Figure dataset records
++++++++++

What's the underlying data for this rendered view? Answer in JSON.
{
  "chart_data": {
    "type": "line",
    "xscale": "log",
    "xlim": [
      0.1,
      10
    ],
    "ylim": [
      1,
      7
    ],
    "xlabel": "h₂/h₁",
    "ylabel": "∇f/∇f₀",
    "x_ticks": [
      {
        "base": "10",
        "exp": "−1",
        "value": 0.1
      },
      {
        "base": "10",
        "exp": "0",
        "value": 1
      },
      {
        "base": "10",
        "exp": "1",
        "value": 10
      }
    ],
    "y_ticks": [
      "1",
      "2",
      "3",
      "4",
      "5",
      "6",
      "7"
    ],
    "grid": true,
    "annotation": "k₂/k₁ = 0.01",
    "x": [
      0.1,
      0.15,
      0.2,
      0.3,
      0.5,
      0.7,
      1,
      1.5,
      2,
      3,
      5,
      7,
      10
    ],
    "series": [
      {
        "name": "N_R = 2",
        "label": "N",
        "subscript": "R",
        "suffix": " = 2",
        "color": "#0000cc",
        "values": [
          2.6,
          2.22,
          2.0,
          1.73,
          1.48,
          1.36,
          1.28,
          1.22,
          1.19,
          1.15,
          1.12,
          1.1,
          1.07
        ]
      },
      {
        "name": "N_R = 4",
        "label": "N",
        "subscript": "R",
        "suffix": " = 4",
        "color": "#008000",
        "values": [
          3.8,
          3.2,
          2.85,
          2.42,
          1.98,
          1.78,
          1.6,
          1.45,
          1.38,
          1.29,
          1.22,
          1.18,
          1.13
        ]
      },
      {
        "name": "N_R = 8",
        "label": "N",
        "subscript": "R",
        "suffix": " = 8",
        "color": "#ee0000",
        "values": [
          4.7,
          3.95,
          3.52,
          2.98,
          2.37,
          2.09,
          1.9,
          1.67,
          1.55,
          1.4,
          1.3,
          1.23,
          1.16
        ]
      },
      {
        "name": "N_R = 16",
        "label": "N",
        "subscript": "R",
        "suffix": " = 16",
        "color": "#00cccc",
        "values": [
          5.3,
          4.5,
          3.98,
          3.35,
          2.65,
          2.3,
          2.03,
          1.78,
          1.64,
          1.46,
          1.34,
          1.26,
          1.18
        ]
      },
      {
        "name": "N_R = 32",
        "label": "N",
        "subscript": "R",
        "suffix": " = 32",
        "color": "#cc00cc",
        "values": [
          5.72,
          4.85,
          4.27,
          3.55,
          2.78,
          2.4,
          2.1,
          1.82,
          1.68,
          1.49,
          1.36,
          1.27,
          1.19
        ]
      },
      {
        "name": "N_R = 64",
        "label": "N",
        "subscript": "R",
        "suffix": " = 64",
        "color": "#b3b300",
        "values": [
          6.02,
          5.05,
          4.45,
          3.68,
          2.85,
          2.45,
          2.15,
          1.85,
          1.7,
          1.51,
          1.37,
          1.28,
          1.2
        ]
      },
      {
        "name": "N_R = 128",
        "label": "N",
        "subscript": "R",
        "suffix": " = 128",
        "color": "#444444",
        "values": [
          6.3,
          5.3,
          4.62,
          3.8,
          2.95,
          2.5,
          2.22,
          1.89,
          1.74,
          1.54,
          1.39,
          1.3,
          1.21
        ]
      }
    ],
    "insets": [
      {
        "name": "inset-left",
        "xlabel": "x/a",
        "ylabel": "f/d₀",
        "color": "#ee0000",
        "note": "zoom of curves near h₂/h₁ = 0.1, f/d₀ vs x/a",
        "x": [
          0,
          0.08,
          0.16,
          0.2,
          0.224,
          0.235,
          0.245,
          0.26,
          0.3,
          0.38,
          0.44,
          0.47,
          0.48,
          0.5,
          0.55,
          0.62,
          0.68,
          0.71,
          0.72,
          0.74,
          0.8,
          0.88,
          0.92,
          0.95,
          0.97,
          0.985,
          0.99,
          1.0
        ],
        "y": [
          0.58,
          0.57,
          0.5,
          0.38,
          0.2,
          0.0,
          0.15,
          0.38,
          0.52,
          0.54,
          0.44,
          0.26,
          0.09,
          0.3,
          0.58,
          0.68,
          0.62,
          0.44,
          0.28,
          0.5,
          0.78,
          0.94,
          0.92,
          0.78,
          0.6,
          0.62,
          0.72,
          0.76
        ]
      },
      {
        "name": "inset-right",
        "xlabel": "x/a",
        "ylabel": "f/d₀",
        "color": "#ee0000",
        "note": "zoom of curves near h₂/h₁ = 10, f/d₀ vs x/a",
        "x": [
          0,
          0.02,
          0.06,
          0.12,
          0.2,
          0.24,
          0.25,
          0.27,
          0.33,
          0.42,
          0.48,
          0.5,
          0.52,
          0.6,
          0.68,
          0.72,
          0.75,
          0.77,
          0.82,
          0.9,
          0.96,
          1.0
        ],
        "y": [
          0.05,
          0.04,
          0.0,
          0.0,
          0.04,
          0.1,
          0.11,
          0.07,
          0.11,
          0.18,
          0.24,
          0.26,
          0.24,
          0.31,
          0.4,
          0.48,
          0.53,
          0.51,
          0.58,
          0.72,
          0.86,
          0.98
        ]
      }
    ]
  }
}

++++++++++

▶ [What the exercise asks] Type out the material again exactly as presented.

▶ [Written answer]
What's the underlying data for this rendered view? Answer in JSON.
{
  "chart_data": {
    "type": "line",
    "xscale": "log",
    "xlim": [
      0.1,
      10
    ],
    "ylim": [
      1,
      7
    ],
    "xlabel": "h₂/h₁",
    "ylabel": "∇f/∇f₀",
    "x_ticks": [
      {
        "base": "10",
        "exp": "−1",
        "value": 0.1
      },
      {
        "base": "10",
        "exp": "0",
        "value": 1
      },
      {
        "base": "10",
        "exp": "1",
        "value": 10
      }
    ],
    "y_ticks": [
      "1",
      "2",
      "3",
      "4",
      "5",
      "6",
      "7"
    ],
    "grid": true,
    "annotation": "k₂/k₁ = 0.01",
    "x": [
      0.1,
      0.15,
      0.2,
      0.3,
      0.5,
      0.7,
      1,
      1.5,
      2,
      3,
      5,
      7,
      10
    ],
    "series": [
      {
        "name": "N_R = 2",
        "label": "N",
        "subscript": "R",
        "suffix": " = 2",
        "color": "#0000cc",
        "values": [
          2.6,
          2.22,
          2.0,
          1.73,
          1.48,
          1.36,
          1.28,
          1.22,
          1.19,
          1.15,
          1.12,
          1.1,
          1.07
        ]
      },
      {
        "name": "N_R = 4",
        "label": "N",
        "subscript": "R",
        "suffix": " = 4",
        "color": "#008000",
        "values": [
          3.8,
          3.2,
          2.85,
          2.42,
          1.98,
          1.78,
          1.6,
          1.45,
          1.38,
          1.29,
          1.22,
          1.18,
          1.13
        ]
      },
      {
        "name": "N_R = 8",
        "label": "N",
        "subscript": "R",
        "suffix": " = 8",
        "color": "#ee0000",
        "values": [
          4.7,
          3.95,
          3.52,
          2.98,
          2.37,
          2.09,
          1.9,
          1.67,
          1.55,
          1.4,
          1.3,
          1.23,
          1.16
        ]
      },
      {
        "name": "N_R = 16",
        "label": "N",
        "subscript": "R",
        "suffix": " = 16",
        "color": "#00cccc",
        "values": [
          5.3,
          4.5,
          3.98,
          3.35,
          2.65,
          2.3,
          2.03,
          1.78,
          1.64,
          1.46,
          1.34,
          1.26,
          1.18
        ]
      },
      {
        "name": "N_R = 32",
        "label": "N",
        "subscript": "R",
        "suffix": " = 32",
        "color": "#cc00cc",
        "values": [
          5.72,
          4.85,
          4.27,
          3.55,
          2.78,
          2.4,
          2.1,
          1.82,
          1.68,
          1.49,
          1.36,
          1.27,
          1.19
        ]
      },
      {
        "name": "N_R = 64",
        "label": "N",
        "subscript": "R",
        "suffix": " = 64",
        "color": "#b3b300",
        "values": [
          6.02,
          5.05,
          4.45,
          3.68,
          2.85,
          2.45,
          2.15,
          1.85,
          1.7,
          1.51,
          1.37,
          1.28,
          1.2
        ]
      },
      {
        "name": "N_R = 128",
        "label": "N",
        "subscript": "R",
        "suffix": " = 128",
        "color": "#444444",
        "values": [
          6.3,
          5.3,
          4.62,
          3.8,
          2.95,
          2.5,
          2.22,
          1.89,
          1.74,
          1.54,
          1.39,
          1.3,
          1.21
        ]
      }
    ],
    "insets": [
      {
        "name": "inset-left",
        "xlabel": "x/a",
        "ylabel": "f/d₀",
        "color": "#ee0000",
        "note": "zoom of curves near h₂/h₁ = 0.1, f/d₀ vs x/a",
        "x": [
          0,
          0.08,
          0.16,
          0.2,
          0.224,
          0.235,
          0.245,
          0.26,
          0.3,
          0.38,
          0.44,
          0.47,
          0.48,
          0.5,
          0.55,
          0.62,
          0.68,
          0.71,
          0.72,
          0.74,
          0.8,
          0.88,
          0.92,
          0.95,
          0.97,
          0.985,
          0.99,
          1.0
        ],
        "y": [
          0.58,
          0.57,
          0.5,
          0.38,
          0.2,
          0.0,
          0.15,
          0.38,
          0.52,
          0.54,
          0.44,
          0.26,
          0.09,
          0.3,
          0.58,
          0.68,
          0.62,
          0.44,
          0.28,
          0.5,
          0.78,
          0.94,
          0.92,
          0.78,
          0.6,
          0.62,
          0.72,
          0.76
        ]
      },
      {
        "name": "inset-right",
        "xlabel": "x/a",
        "ylabel": "f/d₀",
        "color": "#ee0000",
        "note": "zoom of curves near h₂/h₁ = 10, f/d₀ vs x/a",
        "x": [
          0,
          0.02,
          0.06,
          0.12,
          0.2,
          0.24,
          0.25,
          0.27,
          0.33,
          0.42,
          0.48,
          0.5,
          0.52,
          0.6,
          0.68,
          0.72,
          0.75,
          0.77,
          0.82,
          0.9,
          0.96,
          1.0
        ],
        "y": [
          0.05,
          0.04,
          0.0,
          0.0,
          0.04,
          0.1,
          0.11,
          0.07,
          0.11,
          0.18,
          0.24,
          0.26,
          0.24,
          0.31,
          0.4,
          0.48,
          0.53,
          0.51,
          0.58,
          0.72,
          0.86,
          0.98
        ]
      }
    ]
  }
}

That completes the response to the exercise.